■ Requirement: Give the number of lines holding the string "structured", and nothing else.

■ Records shown:

================

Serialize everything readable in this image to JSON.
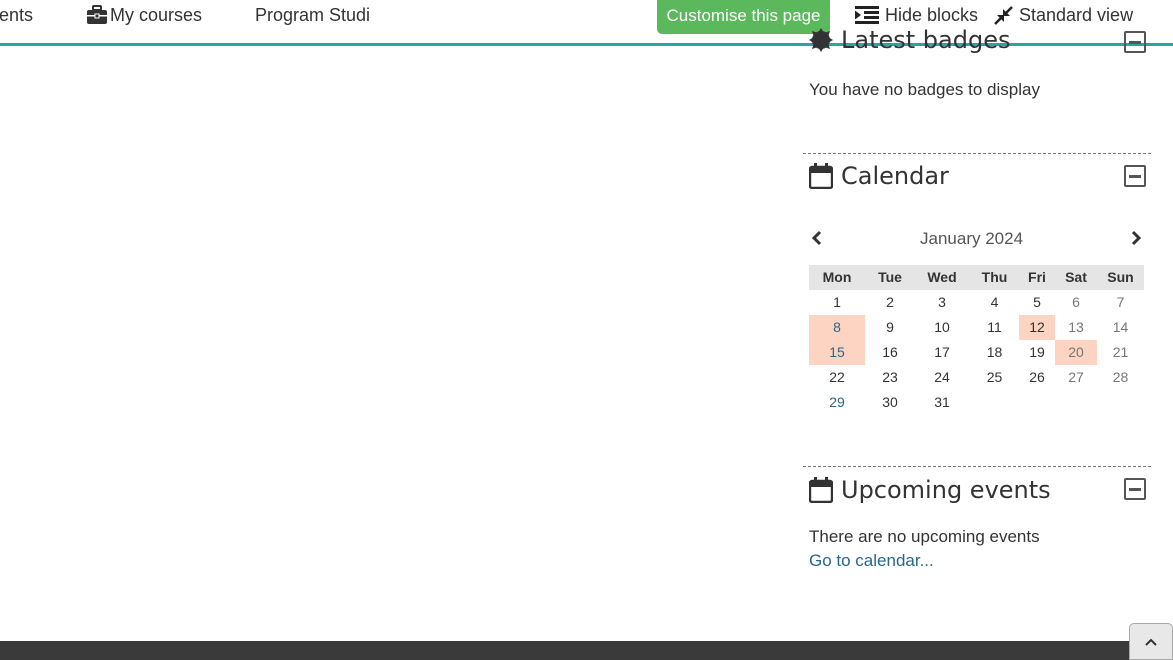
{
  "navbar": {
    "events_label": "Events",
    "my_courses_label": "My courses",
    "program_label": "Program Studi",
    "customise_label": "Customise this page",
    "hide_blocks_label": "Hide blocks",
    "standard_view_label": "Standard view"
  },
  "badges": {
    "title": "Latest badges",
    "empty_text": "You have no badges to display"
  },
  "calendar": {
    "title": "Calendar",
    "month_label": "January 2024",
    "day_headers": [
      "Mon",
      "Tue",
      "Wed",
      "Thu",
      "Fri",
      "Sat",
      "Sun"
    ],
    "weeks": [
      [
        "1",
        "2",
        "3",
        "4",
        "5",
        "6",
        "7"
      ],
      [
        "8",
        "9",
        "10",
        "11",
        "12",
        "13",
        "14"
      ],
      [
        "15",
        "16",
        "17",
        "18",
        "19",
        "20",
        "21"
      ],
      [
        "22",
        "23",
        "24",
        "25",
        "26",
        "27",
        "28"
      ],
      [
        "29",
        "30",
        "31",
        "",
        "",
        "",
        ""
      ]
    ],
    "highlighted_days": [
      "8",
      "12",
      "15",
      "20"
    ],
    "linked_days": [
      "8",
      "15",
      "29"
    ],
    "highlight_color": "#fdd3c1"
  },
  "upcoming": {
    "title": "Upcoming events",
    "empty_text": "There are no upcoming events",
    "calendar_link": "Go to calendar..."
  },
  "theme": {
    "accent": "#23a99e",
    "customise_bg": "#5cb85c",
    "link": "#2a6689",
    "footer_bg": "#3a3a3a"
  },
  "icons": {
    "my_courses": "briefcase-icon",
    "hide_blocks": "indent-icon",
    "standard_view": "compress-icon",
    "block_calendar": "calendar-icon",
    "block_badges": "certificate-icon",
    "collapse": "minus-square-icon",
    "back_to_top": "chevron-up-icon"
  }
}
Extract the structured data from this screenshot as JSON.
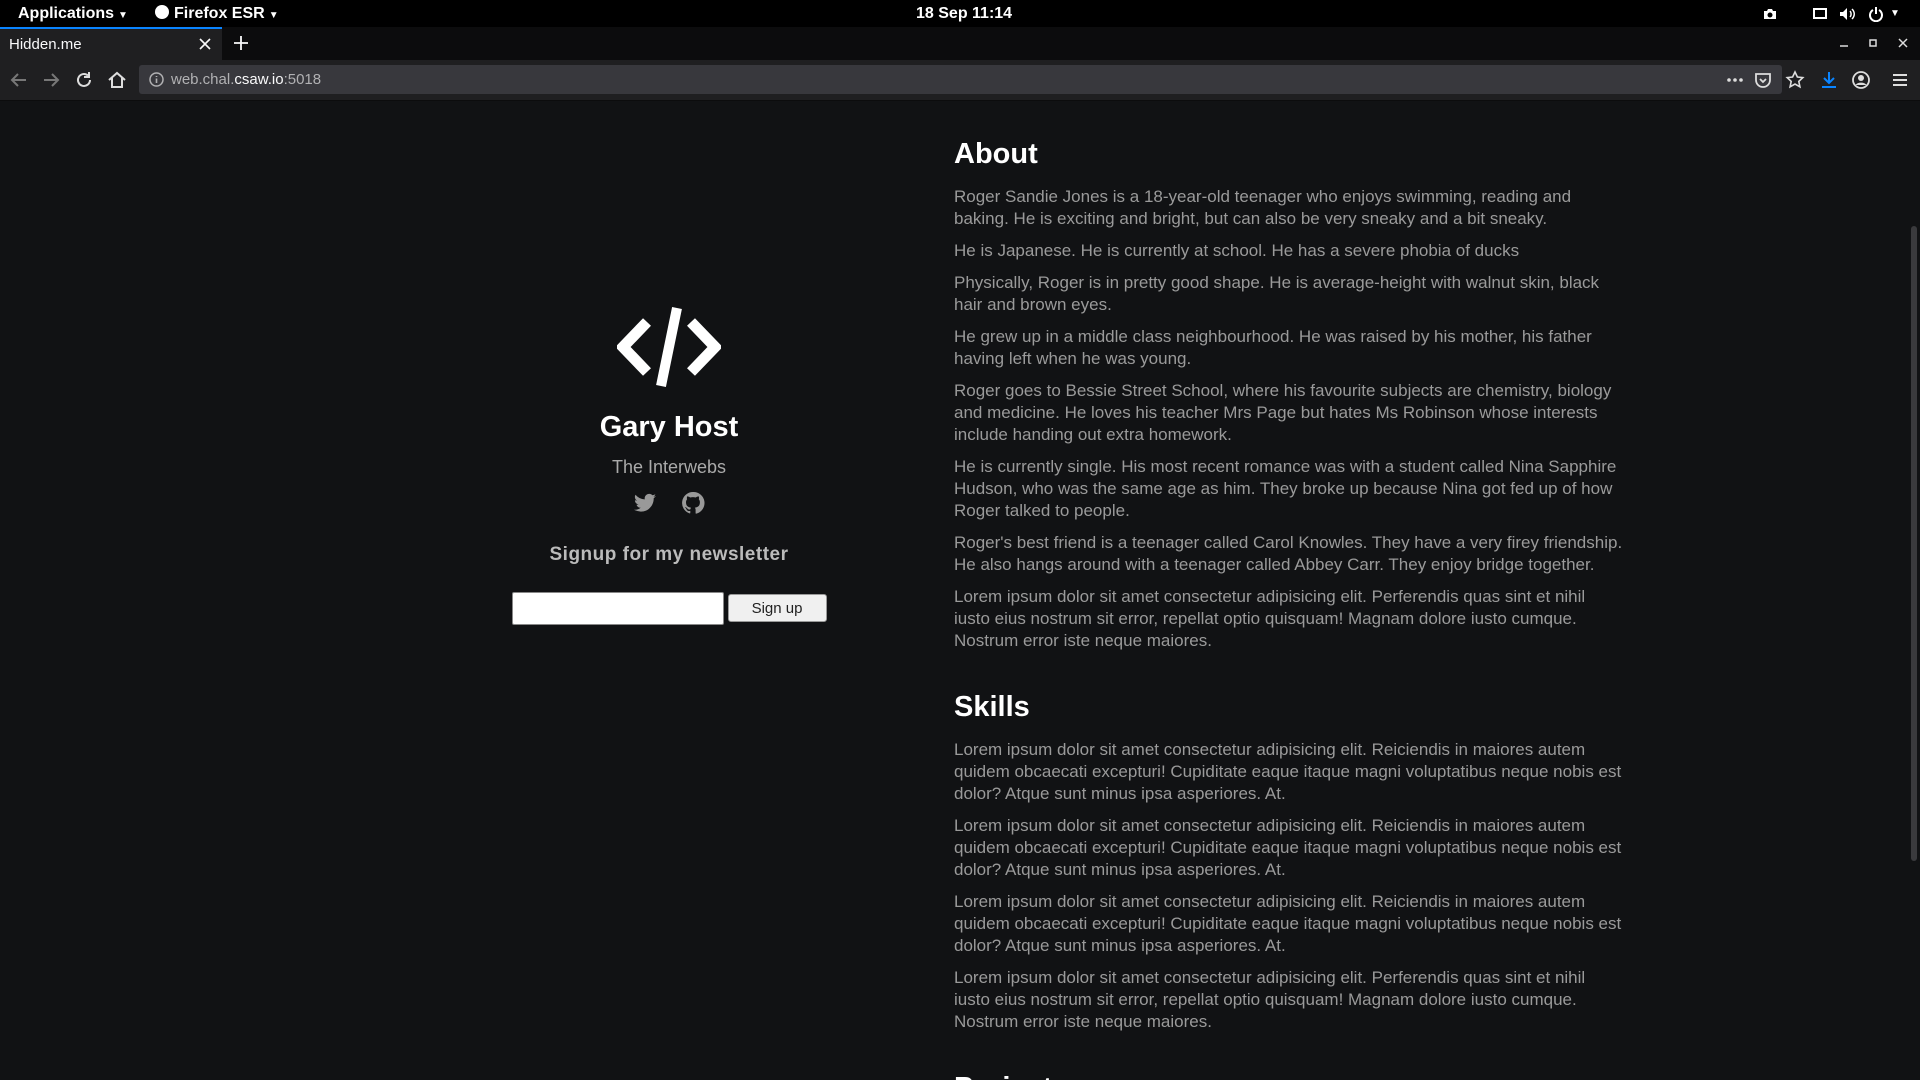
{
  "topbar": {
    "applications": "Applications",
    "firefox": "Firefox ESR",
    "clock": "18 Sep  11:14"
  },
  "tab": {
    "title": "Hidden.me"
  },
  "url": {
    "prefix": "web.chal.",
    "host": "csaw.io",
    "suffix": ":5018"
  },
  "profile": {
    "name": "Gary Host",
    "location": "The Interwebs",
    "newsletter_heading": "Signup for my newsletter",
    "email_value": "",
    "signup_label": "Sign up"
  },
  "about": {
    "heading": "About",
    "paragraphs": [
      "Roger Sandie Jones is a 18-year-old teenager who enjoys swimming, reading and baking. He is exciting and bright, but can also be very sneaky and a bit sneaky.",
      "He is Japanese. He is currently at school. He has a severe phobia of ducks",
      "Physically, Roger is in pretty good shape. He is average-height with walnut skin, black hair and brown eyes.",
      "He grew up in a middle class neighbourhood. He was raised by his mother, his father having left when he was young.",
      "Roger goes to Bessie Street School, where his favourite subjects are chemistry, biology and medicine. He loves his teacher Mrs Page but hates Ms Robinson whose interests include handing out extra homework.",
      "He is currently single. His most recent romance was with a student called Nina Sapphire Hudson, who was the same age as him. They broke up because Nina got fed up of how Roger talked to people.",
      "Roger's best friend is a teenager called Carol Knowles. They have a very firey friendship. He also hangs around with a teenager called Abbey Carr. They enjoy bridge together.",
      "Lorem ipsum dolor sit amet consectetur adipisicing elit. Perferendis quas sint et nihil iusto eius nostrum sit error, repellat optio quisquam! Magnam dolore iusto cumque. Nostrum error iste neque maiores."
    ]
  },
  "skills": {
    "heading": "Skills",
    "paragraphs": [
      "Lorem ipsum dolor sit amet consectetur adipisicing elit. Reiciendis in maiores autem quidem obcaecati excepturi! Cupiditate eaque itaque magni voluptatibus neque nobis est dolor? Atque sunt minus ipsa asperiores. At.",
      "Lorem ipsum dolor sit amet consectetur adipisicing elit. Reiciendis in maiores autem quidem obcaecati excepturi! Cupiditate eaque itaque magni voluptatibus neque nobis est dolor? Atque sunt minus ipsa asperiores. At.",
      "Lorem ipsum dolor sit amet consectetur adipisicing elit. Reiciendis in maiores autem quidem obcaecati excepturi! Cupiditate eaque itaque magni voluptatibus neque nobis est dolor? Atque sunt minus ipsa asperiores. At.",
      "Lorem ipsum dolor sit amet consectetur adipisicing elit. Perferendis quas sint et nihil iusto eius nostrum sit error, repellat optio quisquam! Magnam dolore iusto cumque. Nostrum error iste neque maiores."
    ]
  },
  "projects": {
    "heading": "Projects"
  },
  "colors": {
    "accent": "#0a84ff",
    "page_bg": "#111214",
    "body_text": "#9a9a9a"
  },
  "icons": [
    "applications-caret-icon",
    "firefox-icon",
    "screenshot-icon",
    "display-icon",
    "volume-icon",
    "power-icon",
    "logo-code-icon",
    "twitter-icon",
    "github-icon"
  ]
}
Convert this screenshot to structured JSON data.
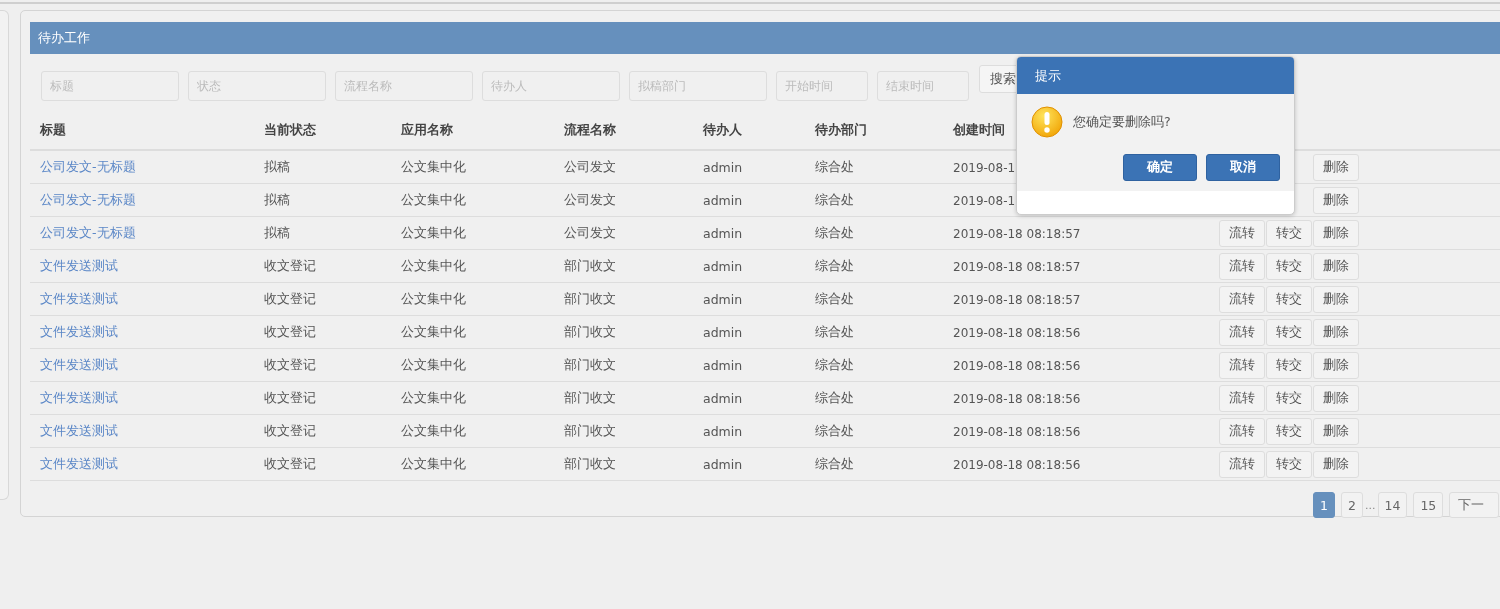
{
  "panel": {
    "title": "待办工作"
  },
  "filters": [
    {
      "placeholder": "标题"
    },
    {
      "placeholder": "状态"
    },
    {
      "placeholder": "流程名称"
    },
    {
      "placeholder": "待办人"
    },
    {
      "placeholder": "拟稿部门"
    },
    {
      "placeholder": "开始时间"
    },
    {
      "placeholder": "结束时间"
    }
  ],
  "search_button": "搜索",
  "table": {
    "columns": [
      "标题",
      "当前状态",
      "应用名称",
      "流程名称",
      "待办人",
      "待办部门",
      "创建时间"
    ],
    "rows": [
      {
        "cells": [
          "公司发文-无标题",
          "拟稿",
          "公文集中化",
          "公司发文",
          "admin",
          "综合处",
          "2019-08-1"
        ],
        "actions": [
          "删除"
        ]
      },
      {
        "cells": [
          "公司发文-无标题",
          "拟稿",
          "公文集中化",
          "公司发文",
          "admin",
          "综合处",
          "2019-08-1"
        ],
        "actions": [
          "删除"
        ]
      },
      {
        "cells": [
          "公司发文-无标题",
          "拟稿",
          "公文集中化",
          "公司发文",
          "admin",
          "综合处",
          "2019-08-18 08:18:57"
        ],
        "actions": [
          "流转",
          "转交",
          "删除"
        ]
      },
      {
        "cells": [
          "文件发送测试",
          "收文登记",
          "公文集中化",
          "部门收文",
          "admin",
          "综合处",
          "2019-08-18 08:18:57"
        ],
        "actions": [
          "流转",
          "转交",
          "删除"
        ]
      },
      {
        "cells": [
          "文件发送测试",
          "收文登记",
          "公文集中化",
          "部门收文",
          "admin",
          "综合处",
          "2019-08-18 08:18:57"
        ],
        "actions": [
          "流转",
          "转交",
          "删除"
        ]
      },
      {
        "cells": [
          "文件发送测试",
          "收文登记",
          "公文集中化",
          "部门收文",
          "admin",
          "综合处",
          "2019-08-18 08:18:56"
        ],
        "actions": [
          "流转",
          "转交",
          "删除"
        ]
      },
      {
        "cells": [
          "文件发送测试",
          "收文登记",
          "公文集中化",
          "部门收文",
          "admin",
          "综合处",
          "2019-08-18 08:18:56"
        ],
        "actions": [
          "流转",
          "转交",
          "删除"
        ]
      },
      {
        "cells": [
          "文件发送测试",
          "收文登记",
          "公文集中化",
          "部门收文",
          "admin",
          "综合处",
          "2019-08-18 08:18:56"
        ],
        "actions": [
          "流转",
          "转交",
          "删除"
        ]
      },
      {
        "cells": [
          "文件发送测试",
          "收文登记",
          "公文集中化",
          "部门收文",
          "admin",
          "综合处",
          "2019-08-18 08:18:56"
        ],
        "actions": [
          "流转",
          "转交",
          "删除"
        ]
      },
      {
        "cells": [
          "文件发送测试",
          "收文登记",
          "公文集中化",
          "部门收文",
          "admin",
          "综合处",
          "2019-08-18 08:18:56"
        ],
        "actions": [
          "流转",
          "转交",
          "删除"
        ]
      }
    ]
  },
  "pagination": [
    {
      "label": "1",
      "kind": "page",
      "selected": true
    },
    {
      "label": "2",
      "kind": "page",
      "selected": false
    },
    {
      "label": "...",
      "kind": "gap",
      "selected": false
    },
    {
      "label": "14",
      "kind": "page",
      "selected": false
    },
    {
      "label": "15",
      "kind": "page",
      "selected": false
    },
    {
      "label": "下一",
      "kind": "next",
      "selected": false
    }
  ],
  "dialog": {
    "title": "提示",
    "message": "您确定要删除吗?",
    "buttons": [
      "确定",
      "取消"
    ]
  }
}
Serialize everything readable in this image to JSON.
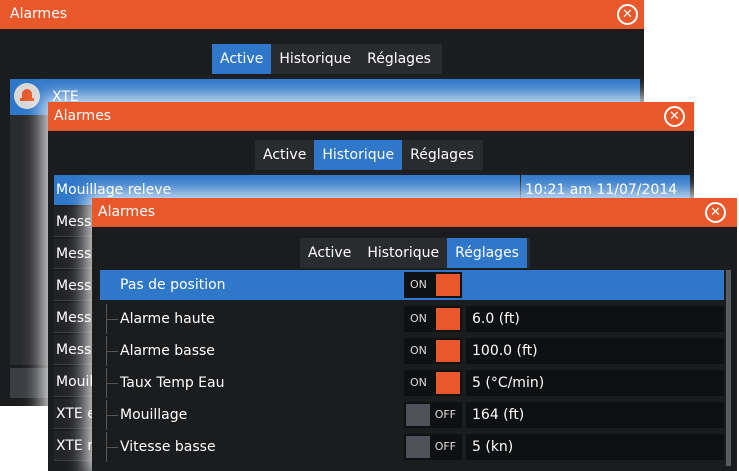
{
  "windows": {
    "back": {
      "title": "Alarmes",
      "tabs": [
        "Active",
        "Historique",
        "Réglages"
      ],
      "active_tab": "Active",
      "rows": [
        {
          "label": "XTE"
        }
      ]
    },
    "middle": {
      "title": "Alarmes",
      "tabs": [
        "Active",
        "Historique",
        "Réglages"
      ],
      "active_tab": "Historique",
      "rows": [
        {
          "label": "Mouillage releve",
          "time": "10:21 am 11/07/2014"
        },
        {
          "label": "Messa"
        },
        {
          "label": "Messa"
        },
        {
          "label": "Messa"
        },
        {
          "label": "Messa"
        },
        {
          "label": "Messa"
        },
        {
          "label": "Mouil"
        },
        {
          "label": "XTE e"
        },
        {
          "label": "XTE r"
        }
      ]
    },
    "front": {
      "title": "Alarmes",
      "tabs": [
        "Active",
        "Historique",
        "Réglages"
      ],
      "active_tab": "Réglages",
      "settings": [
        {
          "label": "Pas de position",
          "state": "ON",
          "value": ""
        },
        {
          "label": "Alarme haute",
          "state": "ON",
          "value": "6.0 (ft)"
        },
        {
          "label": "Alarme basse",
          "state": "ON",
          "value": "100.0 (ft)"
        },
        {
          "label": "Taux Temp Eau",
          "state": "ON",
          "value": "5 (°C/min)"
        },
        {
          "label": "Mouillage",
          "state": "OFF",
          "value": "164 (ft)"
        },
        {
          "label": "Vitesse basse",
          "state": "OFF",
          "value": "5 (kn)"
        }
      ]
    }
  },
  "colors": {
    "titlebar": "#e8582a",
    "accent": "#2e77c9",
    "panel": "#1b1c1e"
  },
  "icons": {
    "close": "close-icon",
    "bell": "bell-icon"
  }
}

================

■ Output of the exercise: 2